Stored records.

□ □ □ □

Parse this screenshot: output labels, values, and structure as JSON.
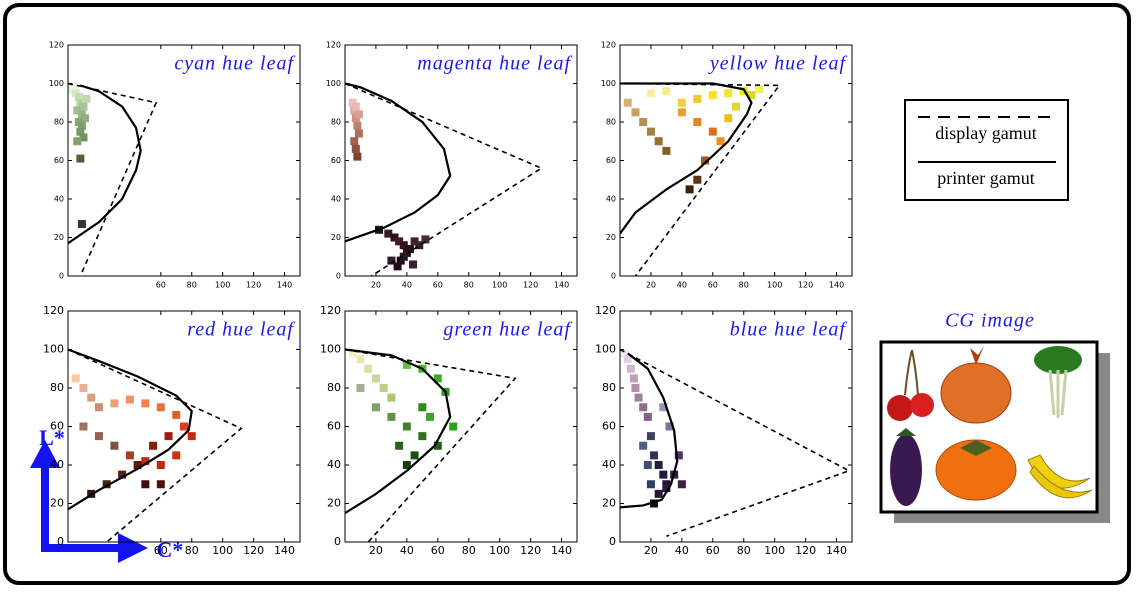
{
  "chart_data": [
    {
      "type": "line",
      "title": "cyan hue leaf",
      "xlim": [
        0,
        150
      ],
      "ylim": [
        0,
        120
      ],
      "xticks": [
        60,
        80,
        100,
        120,
        140
      ],
      "yticks": [
        0,
        20,
        40,
        60,
        80,
        100,
        120
      ],
      "series": [
        {
          "name": "display gamut",
          "style": "dashed",
          "x": [
            0,
            57,
            8
          ],
          "values": [
            100,
            90,
            0
          ]
        },
        {
          "name": "printer gamut",
          "style": "solid",
          "x": [
            0,
            20,
            35,
            44,
            47,
            44,
            35,
            20,
            8
          ],
          "values": [
            17,
            28,
            40,
            55,
            65,
            77,
            88,
            96,
            99
          ]
        }
      ],
      "points": {
        "x": [
          3,
          5,
          7,
          8,
          10,
          12,
          4,
          6,
          9,
          11,
          7,
          9,
          8,
          10,
          6,
          8,
          9
        ],
        "values": [
          97,
          95,
          93,
          90,
          88,
          92,
          99,
          86,
          84,
          82,
          80,
          78,
          75,
          72,
          70,
          61,
          27
        ],
        "colors": [
          "#e8f0d8",
          "#d8e8c8",
          "#c8dcb8",
          "#b8d0a8",
          "#a8c498",
          "#c0d8b0",
          "#f0f4e8",
          "#a0c090",
          "#98b888",
          "#90b080",
          "#88a878",
          "#80a070",
          "#789868",
          "#709060",
          "#80a070",
          "#506040",
          "#303828"
        ]
      }
    },
    {
      "type": "line",
      "title": "magenta hue leaf",
      "xlim": [
        0,
        150
      ],
      "ylim": [
        0,
        120
      ],
      "xticks": [
        20,
        40,
        60,
        80,
        100,
        120,
        140
      ],
      "yticks": [
        0,
        20,
        40,
        60,
        80,
        100,
        120
      ],
      "series": [
        {
          "name": "display gamut",
          "style": "dashed",
          "x": [
            0,
            127,
            17
          ],
          "values": [
            100,
            56,
            0
          ]
        },
        {
          "name": "printer gamut",
          "style": "solid",
          "x": [
            0,
            25,
            45,
            60,
            68,
            64,
            50,
            30,
            10,
            0
          ],
          "values": [
            18,
            25,
            33,
            42,
            52,
            66,
            80,
            91,
            98,
            100
          ]
        }
      ],
      "points": {
        "x": [
          5,
          6,
          7,
          8,
          9,
          6,
          7,
          8,
          9,
          7,
          28,
          32,
          35,
          38,
          42,
          45,
          40,
          36,
          48,
          52,
          30,
          34,
          38,
          44,
          22
        ],
        "values": [
          90,
          86,
          82,
          78,
          74,
          70,
          66,
          62,
          84,
          88,
          22,
          20,
          18,
          16,
          14,
          18,
          12,
          8,
          16,
          19,
          8,
          5,
          10,
          6,
          24
        ],
        "colors": [
          "#f0c0b8",
          "#e0a8a0",
          "#d09088",
          "#c08070",
          "#b07060",
          "#a06050",
          "#905040",
          "#804030",
          "#d8a098",
          "#e8b8b0",
          "#3a1a28",
          "#2a1020",
          "#401830",
          "#301020",
          "#201018",
          "#4a2030",
          "#281018",
          "#1a0810",
          "#382030",
          "#4a2838",
          "#301828",
          "#200c18",
          "#2a1420",
          "#3a1c2c",
          "#201020"
        ]
      }
    },
    {
      "type": "line",
      "title": "yellow hue leaf",
      "xlim": [
        0,
        150
      ],
      "ylim": [
        0,
        120
      ],
      "xticks": [
        20,
        40,
        60,
        80,
        100,
        120,
        140
      ],
      "yticks": [
        0,
        20,
        40,
        60,
        80,
        100,
        120
      ],
      "series": [
        {
          "name": "display gamut",
          "style": "dashed",
          "x": [
            0,
            103,
            10
          ],
          "values": [
            100,
            99,
            0
          ]
        },
        {
          "name": "printer gamut",
          "style": "solid",
          "x": [
            0,
            10,
            30,
            50,
            70,
            82,
            85,
            80,
            60,
            0
          ],
          "values": [
            22,
            33,
            45,
            55,
            70,
            84,
            90,
            97,
            100,
            100
          ]
        }
      ],
      "points": {
        "x": [
          5,
          10,
          15,
          20,
          25,
          30,
          40,
          50,
          60,
          70,
          80,
          85,
          90,
          20,
          30,
          40,
          50,
          60,
          55,
          50,
          45,
          65,
          70,
          75
        ],
        "values": [
          90,
          85,
          80,
          75,
          70,
          65,
          90,
          92,
          94,
          95,
          96,
          94,
          97,
          95,
          96,
          85,
          80,
          75,
          60,
          50,
          45,
          70,
          82,
          88
        ],
        "colors": [
          "#d8b070",
          "#c8a060",
          "#b89050",
          "#a88040",
          "#987030",
          "#886020",
          "#f0d040",
          "#f0c830",
          "#f8e020",
          "#f0e830",
          "#e8e810",
          "#e0d820",
          "#f0f060",
          "#f8f0a0",
          "#f8e890",
          "#e8a030",
          "#e08828",
          "#d87020",
          "#a05818",
          "#603010",
          "#402008",
          "#e89020",
          "#e8c020",
          "#e0d830"
        ]
      }
    },
    {
      "type": "line",
      "title": "red hue leaf",
      "xlim": [
        0,
        150
      ],
      "ylim": [
        0,
        120
      ],
      "xticks": [
        60,
        80,
        100,
        120,
        140
      ],
      "yticks": [
        0,
        20,
        40,
        60,
        80,
        100,
        120
      ],
      "series": [
        {
          "name": "display gamut",
          "style": "dashed",
          "x": [
            0,
            112,
            25
          ],
          "values": [
            100,
            59,
            0
          ]
        },
        {
          "name": "printer gamut",
          "style": "solid",
          "x": [
            0,
            20,
            45,
            65,
            78,
            80,
            70,
            45,
            20,
            0
          ],
          "values": [
            17,
            27,
            38,
            48,
            58,
            68,
            76,
            86,
            94,
            100
          ]
        }
      ],
      "points": {
        "x": [
          5,
          10,
          15,
          20,
          30,
          40,
          50,
          60,
          70,
          10,
          20,
          30,
          40,
          50,
          60,
          70,
          80,
          75,
          65,
          55,
          45,
          35,
          25,
          15,
          60,
          50
        ],
        "values": [
          85,
          80,
          75,
          70,
          72,
          74,
          72,
          70,
          66,
          60,
          55,
          50,
          45,
          42,
          40,
          45,
          55,
          60,
          55,
          50,
          40,
          35,
          30,
          25,
          30,
          30
        ],
        "colors": [
          "#f8c8a0",
          "#e8b090",
          "#d8a080",
          "#c89070",
          "#f0a070",
          "#f09060",
          "#f08050",
          "#e87040",
          "#e06030",
          "#a07060",
          "#906050",
          "#805040",
          "#a04020",
          "#b03010",
          "#c02810",
          "#d03010",
          "#c82808",
          "#d84020",
          "#a02010",
          "#802010",
          "#601808",
          "#502010",
          "#402010",
          "#301808",
          "#501008",
          "#401008"
        ]
      }
    },
    {
      "type": "line",
      "title": "green hue leaf",
      "xlim": [
        0,
        150
      ],
      "ylim": [
        0,
        120
      ],
      "xticks": [
        20,
        40,
        60,
        80,
        100,
        120,
        140
      ],
      "yticks": [
        0,
        20,
        40,
        60,
        80,
        100,
        120
      ],
      "series": [
        {
          "name": "display gamut",
          "style": "dashed",
          "x": [
            0,
            110,
            15
          ],
          "values": [
            100,
            85,
            0
          ]
        },
        {
          "name": "printer gamut",
          "style": "solid",
          "x": [
            0,
            20,
            40,
            58,
            68,
            65,
            50,
            30,
            0
          ],
          "values": [
            15,
            25,
            37,
            50,
            65,
            78,
            90,
            97,
            100
          ]
        }
      ],
      "points": {
        "x": [
          5,
          10,
          15,
          20,
          25,
          30,
          40,
          50,
          60,
          65,
          10,
          20,
          30,
          40,
          50,
          60,
          70,
          45,
          40,
          35,
          55,
          50
        ],
        "values": [
          98,
          95,
          90,
          85,
          80,
          75,
          92,
          90,
          85,
          78,
          80,
          70,
          65,
          60,
          55,
          50,
          60,
          45,
          40,
          50,
          65,
          70
        ],
        "colors": [
          "#f0f0c8",
          "#e8e8b8",
          "#d8e0a8",
          "#c8d898",
          "#b8d088",
          "#a8c878",
          "#60c040",
          "#50b830",
          "#40a828",
          "#309820",
          "#a0b090",
          "#80a070",
          "#609050",
          "#408030",
          "#307020",
          "#206010",
          "#30a020",
          "#205010",
          "#184008",
          "#306020",
          "#40a030",
          "#308820"
        ]
      }
    },
    {
      "type": "line",
      "title": "blue hue leaf",
      "xlim": [
        0,
        150
      ],
      "ylim": [
        0,
        120
      ],
      "xticks": [
        20,
        40,
        60,
        80,
        100,
        120,
        140
      ],
      "yticks": [
        0,
        20,
        40,
        60,
        80,
        100,
        120
      ],
      "series": [
        {
          "name": "display gamut",
          "style": "dashed",
          "x": [
            0,
            148,
            30
          ],
          "values": [
            100,
            37,
            3
          ]
        },
        {
          "name": "printer gamut",
          "style": "solid",
          "x": [
            0,
            15,
            27,
            33,
            37,
            35,
            28,
            18,
            5
          ],
          "values": [
            18,
            19,
            22,
            30,
            42,
            58,
            75,
            90,
            98
          ]
        }
      ],
      "points": {
        "x": [
          3,
          5,
          7,
          9,
          10,
          12,
          15,
          18,
          20,
          22,
          25,
          28,
          30,
          15,
          18,
          20,
          25,
          30,
          35,
          22,
          40,
          38,
          32,
          28
        ],
        "values": [
          98,
          95,
          90,
          85,
          80,
          75,
          70,
          65,
          55,
          45,
          40,
          35,
          30,
          50,
          40,
          30,
          25,
          28,
          35,
          20,
          30,
          45,
          60,
          70
        ],
        "colors": [
          "#f0e8f0",
          "#e0d0e0",
          "#d0b8c8",
          "#c0a0b8",
          "#b090a8",
          "#a08098",
          "#907090",
          "#806088",
          "#404060",
          "#303050",
          "#282040",
          "#201838",
          "#201030",
          "#506080",
          "#405070",
          "#304060",
          "#281838",
          "#301840",
          "#381848",
          "#101018",
          "#402040",
          "#503060",
          "#8070a0",
          "#a090c0"
        ]
      }
    }
  ],
  "image_title": "CG image",
  "axis_y": "L*",
  "axis_x": "C*"
}
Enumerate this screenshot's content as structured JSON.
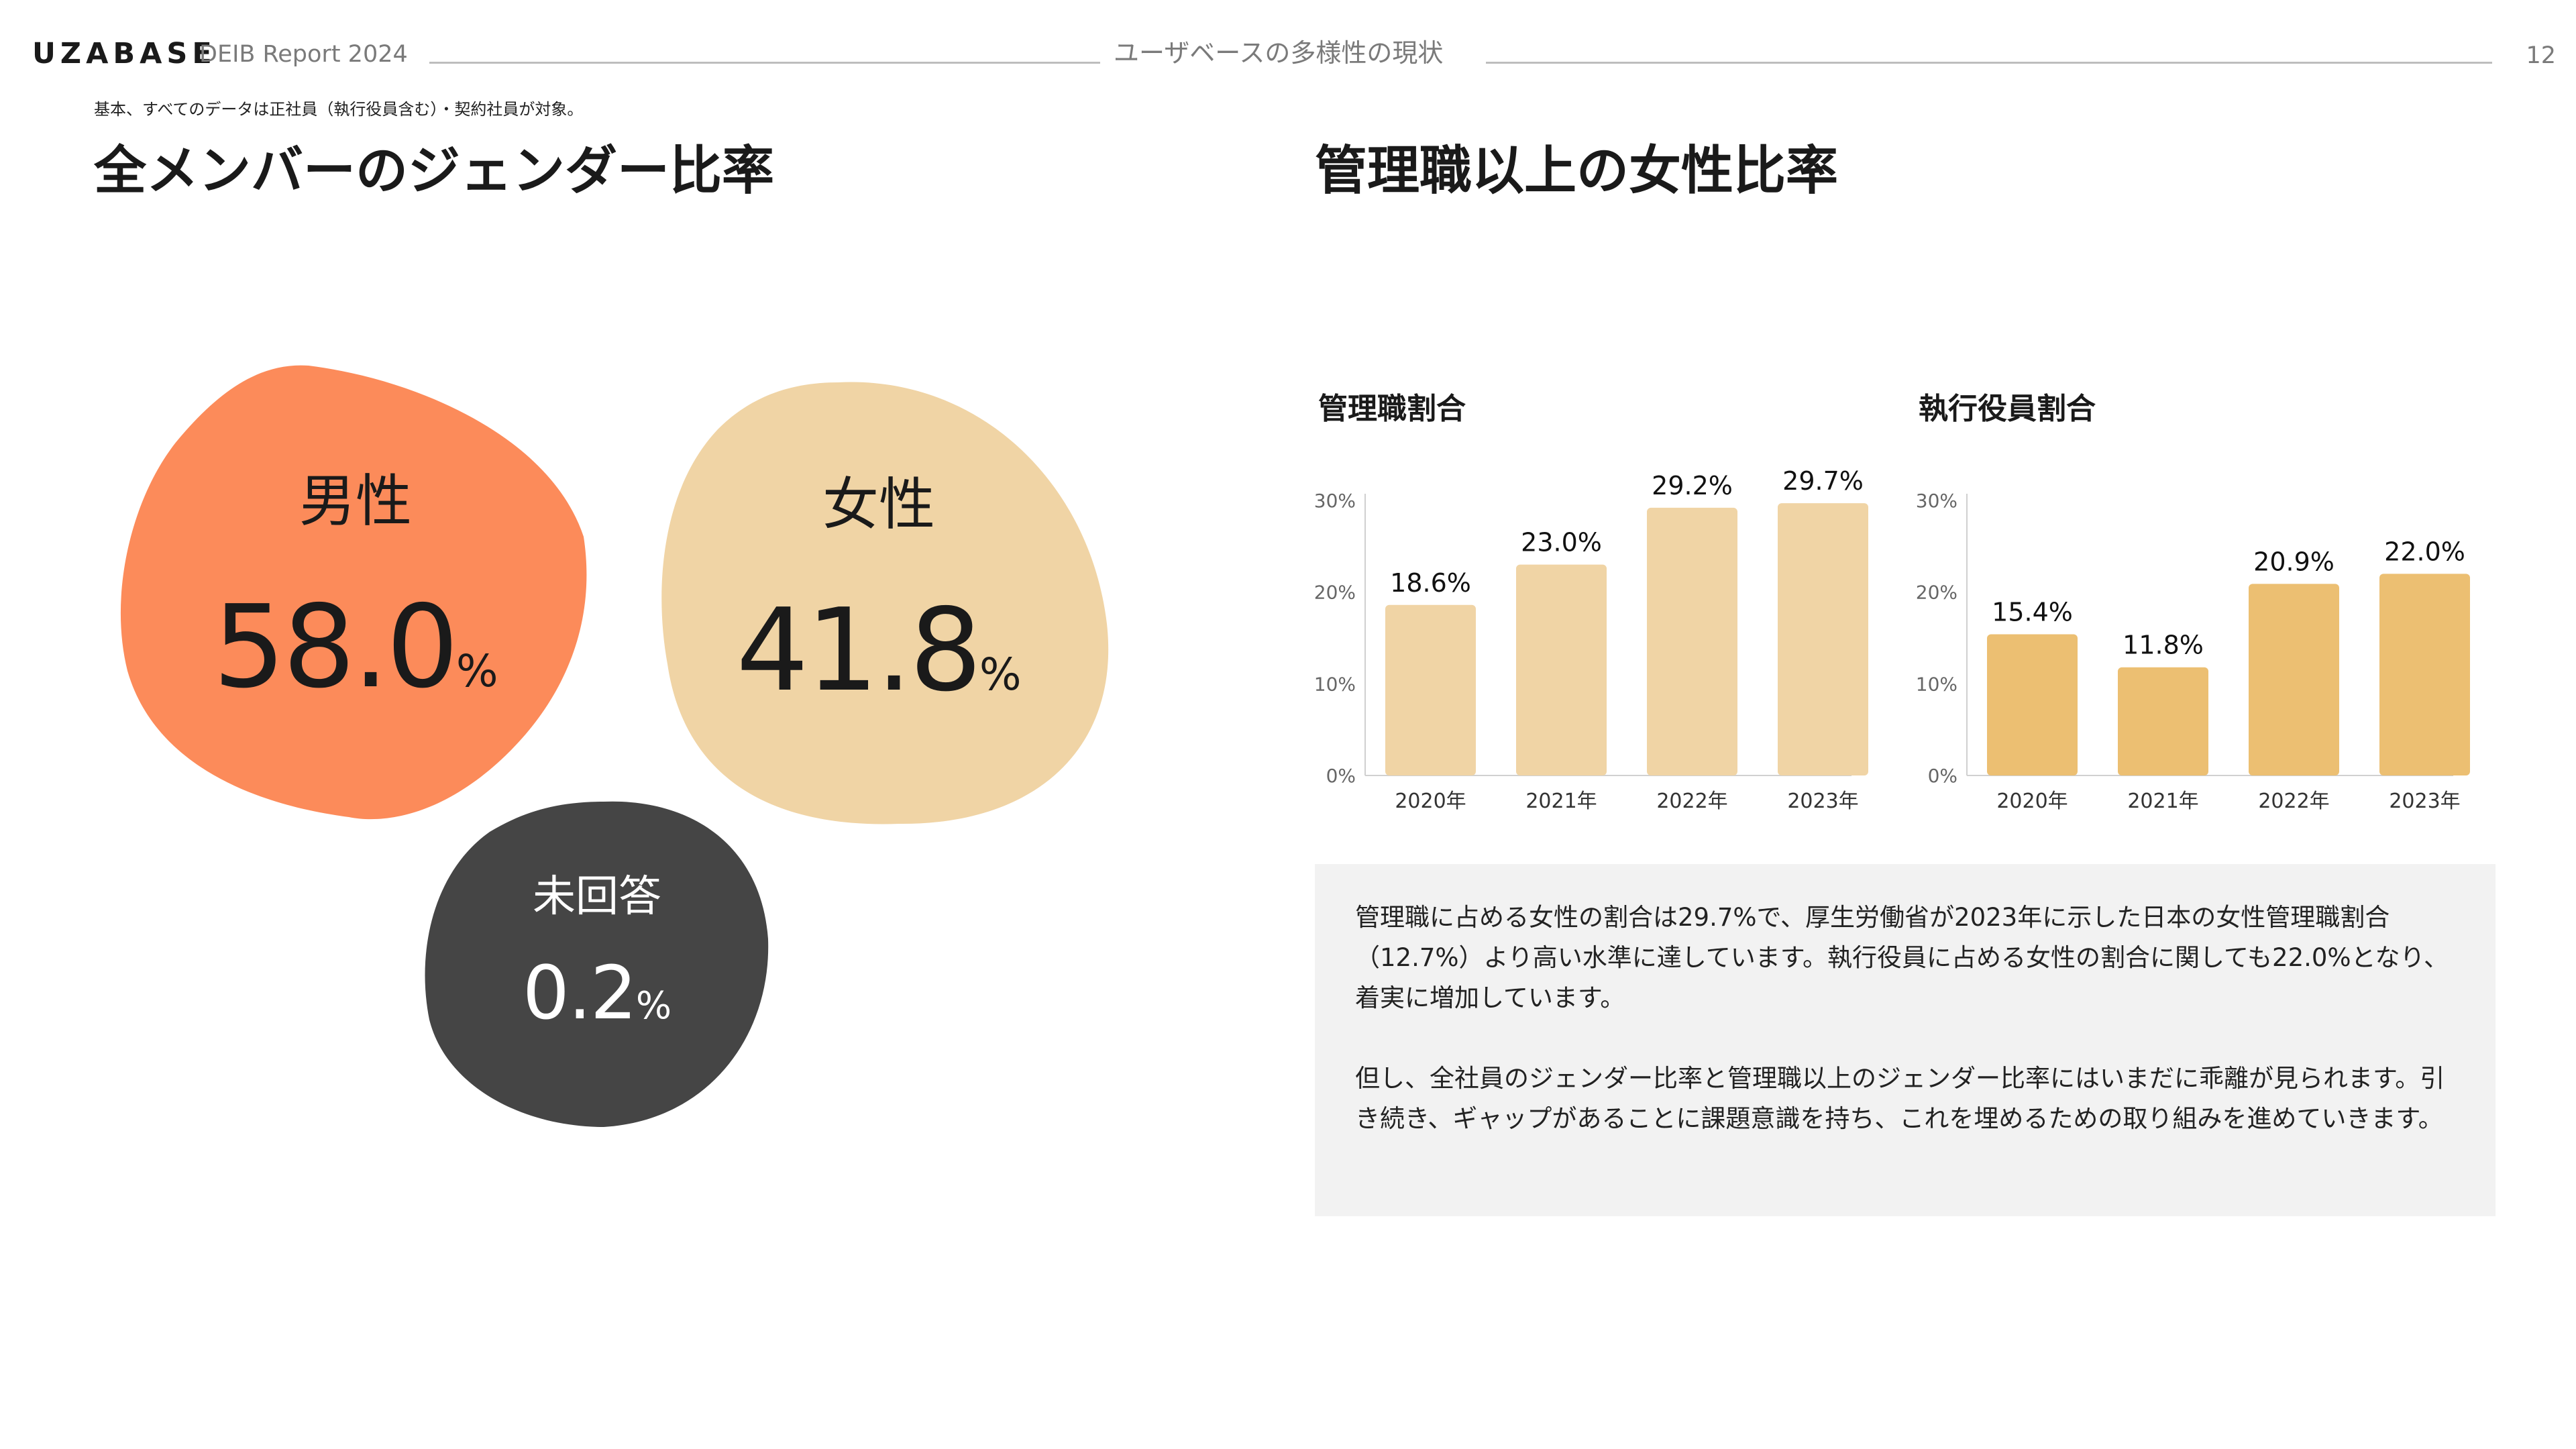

□ □ □ □

Directions. Identify and copy the lines holding the word "JSON".

Answer to this problem.
Parse this screenshot: output labels, values, and structure as JSON.
Enumerate this screenshot's content as structured JSON.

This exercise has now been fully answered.